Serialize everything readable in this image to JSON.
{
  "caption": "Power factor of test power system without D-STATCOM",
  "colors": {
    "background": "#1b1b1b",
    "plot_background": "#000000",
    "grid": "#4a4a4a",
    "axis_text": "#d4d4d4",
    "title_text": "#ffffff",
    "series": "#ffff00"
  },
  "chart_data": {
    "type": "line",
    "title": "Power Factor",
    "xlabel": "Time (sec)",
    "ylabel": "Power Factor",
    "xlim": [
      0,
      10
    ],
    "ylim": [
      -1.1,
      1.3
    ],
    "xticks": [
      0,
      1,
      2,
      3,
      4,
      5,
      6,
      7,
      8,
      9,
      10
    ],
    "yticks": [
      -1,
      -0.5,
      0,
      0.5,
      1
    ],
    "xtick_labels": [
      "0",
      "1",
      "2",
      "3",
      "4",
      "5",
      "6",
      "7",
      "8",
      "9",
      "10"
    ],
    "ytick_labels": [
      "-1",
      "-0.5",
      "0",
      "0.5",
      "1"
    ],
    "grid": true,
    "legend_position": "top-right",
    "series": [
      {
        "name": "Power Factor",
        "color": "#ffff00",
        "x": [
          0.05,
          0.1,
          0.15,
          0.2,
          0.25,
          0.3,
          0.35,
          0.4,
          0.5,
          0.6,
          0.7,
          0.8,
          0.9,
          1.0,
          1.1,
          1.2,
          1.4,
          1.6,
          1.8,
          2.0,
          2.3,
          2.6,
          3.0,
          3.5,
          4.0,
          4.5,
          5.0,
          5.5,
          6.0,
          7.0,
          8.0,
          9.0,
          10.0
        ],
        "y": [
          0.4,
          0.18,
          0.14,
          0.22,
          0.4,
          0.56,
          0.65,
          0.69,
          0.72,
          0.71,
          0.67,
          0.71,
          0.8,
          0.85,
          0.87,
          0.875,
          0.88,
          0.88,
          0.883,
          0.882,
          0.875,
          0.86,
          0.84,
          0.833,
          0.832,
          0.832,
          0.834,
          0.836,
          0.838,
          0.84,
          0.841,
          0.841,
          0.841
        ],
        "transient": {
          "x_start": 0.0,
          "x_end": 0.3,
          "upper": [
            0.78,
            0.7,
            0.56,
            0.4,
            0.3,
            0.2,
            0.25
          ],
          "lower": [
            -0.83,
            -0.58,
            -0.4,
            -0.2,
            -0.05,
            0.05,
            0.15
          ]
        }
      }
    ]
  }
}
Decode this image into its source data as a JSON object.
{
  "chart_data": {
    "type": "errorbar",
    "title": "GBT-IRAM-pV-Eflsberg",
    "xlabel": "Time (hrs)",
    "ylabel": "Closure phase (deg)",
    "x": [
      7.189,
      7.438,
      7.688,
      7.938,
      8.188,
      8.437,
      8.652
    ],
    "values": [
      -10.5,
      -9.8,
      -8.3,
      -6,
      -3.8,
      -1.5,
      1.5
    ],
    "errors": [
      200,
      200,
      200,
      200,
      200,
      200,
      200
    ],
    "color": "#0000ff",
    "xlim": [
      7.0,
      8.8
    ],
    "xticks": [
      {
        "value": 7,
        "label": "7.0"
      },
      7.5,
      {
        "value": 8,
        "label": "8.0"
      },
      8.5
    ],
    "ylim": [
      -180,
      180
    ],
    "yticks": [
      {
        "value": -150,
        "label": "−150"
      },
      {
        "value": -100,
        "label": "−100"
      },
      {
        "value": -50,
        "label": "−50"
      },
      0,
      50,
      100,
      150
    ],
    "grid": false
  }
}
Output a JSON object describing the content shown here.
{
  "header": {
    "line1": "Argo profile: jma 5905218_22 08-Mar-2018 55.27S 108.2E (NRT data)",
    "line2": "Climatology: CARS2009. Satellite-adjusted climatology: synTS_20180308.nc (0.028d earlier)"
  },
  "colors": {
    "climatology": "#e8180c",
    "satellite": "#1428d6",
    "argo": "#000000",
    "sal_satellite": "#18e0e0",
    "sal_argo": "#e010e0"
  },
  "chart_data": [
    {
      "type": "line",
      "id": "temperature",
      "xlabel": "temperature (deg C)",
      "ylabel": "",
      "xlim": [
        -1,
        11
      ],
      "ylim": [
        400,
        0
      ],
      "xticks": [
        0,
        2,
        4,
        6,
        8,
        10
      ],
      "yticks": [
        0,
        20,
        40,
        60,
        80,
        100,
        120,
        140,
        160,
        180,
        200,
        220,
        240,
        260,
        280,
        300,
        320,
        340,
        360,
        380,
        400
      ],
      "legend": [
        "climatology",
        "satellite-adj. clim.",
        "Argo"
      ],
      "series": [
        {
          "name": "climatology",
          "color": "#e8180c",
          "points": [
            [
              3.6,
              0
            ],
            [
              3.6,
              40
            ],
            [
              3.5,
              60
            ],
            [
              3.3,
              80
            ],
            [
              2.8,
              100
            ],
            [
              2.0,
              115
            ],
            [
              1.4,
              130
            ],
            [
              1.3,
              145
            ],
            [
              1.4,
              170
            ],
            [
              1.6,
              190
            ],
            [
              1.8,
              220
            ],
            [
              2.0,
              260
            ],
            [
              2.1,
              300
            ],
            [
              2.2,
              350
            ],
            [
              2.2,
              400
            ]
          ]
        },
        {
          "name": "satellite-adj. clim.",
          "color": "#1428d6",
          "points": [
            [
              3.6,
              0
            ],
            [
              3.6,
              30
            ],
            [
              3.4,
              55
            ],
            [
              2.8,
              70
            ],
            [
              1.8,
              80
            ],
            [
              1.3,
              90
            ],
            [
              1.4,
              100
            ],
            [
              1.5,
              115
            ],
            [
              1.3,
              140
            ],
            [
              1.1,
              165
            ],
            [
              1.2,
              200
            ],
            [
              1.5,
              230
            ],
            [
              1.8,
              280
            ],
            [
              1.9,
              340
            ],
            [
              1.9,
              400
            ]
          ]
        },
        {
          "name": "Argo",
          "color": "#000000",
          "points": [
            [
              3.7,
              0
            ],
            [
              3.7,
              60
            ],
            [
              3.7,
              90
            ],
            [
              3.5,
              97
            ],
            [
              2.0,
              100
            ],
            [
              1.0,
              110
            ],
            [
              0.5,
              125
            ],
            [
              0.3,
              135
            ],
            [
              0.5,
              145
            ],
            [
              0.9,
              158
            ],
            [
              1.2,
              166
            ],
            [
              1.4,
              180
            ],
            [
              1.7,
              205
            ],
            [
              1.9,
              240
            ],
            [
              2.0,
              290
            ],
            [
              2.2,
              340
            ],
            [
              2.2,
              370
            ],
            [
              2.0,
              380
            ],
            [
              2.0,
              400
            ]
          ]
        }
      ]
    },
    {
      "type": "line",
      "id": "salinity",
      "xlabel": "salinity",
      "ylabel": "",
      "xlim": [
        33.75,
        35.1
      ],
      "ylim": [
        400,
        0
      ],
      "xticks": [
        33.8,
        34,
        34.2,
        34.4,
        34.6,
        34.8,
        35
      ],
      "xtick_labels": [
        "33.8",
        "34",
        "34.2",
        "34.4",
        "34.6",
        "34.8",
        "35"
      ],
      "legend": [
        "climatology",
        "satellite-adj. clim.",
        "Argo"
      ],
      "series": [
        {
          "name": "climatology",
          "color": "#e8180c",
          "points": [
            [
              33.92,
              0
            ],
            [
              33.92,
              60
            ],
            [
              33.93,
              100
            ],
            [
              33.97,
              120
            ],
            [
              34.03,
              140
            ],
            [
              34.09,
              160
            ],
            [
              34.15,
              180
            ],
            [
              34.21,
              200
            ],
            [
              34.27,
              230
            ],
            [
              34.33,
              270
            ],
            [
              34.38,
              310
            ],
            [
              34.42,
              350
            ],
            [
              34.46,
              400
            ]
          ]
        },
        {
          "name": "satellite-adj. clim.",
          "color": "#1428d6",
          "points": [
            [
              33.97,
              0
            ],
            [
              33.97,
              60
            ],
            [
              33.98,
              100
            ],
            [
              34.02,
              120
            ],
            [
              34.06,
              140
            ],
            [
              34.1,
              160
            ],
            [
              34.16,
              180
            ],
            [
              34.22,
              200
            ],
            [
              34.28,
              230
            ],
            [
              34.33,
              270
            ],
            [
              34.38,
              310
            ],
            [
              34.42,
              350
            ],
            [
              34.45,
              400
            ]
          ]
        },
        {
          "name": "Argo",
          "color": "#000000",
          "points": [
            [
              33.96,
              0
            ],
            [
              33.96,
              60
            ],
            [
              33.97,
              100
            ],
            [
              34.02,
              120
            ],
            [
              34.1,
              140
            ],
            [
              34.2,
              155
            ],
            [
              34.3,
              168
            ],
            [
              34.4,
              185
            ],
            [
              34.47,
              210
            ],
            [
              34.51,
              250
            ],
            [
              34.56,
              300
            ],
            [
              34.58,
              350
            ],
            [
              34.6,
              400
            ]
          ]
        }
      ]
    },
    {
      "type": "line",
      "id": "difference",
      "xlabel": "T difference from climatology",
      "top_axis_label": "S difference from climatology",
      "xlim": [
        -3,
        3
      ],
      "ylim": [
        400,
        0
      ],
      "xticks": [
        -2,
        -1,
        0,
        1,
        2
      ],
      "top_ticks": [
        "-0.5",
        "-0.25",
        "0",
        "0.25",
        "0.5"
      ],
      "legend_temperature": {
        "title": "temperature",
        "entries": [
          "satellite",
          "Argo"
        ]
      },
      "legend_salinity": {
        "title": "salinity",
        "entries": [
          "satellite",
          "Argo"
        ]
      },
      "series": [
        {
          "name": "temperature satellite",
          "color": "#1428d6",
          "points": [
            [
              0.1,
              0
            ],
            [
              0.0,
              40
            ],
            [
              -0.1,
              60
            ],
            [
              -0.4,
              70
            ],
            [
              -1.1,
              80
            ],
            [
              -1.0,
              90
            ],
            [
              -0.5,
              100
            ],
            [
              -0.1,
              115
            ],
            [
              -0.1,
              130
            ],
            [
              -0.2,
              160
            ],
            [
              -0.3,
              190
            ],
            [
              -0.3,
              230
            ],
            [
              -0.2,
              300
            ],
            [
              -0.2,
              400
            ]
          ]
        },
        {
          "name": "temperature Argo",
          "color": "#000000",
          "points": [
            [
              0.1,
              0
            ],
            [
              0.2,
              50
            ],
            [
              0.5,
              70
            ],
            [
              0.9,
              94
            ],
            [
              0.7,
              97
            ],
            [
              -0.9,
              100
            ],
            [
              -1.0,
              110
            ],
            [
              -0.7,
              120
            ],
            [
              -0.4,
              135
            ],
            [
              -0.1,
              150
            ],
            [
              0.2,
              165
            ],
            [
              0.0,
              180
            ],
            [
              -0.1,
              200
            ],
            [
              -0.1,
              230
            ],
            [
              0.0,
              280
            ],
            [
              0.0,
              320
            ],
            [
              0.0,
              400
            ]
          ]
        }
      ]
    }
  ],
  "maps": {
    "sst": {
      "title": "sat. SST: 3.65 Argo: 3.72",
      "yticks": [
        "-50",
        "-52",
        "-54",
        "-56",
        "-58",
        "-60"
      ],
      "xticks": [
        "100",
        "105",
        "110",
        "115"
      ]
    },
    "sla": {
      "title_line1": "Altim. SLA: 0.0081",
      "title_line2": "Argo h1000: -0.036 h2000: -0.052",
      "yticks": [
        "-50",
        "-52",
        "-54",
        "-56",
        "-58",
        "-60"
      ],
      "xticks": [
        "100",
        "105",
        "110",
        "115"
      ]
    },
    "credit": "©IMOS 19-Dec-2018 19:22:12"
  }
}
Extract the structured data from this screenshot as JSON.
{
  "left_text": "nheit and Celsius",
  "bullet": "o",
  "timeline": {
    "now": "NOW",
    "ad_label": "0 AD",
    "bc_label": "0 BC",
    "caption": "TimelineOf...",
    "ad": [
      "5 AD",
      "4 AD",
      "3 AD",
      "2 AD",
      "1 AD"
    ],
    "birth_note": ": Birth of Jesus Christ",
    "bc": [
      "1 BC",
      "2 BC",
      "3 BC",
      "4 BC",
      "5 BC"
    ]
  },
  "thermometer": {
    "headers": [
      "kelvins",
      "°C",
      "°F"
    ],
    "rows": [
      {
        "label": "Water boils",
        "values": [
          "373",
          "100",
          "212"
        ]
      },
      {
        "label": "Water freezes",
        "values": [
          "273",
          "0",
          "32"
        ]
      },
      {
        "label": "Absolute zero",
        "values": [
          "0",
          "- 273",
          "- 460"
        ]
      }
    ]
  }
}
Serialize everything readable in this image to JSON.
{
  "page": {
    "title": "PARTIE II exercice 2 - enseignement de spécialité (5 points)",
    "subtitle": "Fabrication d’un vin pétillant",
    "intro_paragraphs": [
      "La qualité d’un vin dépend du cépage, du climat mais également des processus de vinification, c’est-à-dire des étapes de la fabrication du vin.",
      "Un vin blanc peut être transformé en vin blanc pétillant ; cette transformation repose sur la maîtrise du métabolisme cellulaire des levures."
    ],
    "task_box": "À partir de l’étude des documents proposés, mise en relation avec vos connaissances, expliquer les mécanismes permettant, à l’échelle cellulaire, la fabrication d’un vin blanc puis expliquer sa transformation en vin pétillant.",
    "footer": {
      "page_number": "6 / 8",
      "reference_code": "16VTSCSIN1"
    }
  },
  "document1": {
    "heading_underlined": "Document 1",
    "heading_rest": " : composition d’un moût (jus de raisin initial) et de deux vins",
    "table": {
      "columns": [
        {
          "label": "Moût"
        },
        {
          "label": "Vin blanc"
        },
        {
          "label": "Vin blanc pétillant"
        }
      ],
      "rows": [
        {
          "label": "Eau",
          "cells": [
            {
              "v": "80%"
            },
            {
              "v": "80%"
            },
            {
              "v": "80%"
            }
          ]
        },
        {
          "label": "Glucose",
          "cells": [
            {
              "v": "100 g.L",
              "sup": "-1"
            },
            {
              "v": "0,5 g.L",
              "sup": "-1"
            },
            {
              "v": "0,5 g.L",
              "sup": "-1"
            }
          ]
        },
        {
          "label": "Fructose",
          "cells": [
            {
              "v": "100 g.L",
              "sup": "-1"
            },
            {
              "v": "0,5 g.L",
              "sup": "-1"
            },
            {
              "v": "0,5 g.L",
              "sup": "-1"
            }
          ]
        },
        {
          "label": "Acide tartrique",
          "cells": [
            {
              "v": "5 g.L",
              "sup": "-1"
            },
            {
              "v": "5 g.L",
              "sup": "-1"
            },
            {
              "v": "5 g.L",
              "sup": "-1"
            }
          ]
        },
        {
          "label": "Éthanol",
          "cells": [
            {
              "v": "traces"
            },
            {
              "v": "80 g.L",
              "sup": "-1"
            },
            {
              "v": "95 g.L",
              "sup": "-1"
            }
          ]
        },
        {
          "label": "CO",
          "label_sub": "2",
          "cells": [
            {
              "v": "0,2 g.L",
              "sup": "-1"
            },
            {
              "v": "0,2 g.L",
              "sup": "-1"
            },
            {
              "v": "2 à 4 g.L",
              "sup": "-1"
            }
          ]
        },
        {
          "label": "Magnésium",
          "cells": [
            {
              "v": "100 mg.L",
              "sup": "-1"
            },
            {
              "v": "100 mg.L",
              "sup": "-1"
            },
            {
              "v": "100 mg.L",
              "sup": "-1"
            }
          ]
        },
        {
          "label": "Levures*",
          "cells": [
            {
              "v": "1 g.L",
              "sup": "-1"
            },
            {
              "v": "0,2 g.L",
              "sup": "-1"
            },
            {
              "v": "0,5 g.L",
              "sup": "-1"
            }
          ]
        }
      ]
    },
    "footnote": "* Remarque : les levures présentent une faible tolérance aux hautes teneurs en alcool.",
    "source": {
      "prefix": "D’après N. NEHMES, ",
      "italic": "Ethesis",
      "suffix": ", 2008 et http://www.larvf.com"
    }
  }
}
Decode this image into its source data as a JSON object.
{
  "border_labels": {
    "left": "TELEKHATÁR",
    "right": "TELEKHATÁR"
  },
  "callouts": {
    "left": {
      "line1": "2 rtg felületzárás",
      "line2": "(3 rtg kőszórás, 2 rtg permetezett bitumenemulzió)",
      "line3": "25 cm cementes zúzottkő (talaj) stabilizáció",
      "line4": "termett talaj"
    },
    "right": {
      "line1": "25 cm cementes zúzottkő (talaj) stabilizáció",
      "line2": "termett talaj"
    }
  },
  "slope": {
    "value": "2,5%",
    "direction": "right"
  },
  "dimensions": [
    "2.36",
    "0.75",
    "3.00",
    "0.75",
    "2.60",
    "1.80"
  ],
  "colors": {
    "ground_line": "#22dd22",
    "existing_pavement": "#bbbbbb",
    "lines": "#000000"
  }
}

- Directions for this task
Copy out every line in the listing where the word "talaj" appears.

- Task result
      "line3": "25 cm cementes zúzottkő (talaj) stabilizáció",
      "line4": "termett talaj"
      "line1": "25 cm cementes zúzottkő (talaj) stabilizáció",
      "line2": "termett talaj"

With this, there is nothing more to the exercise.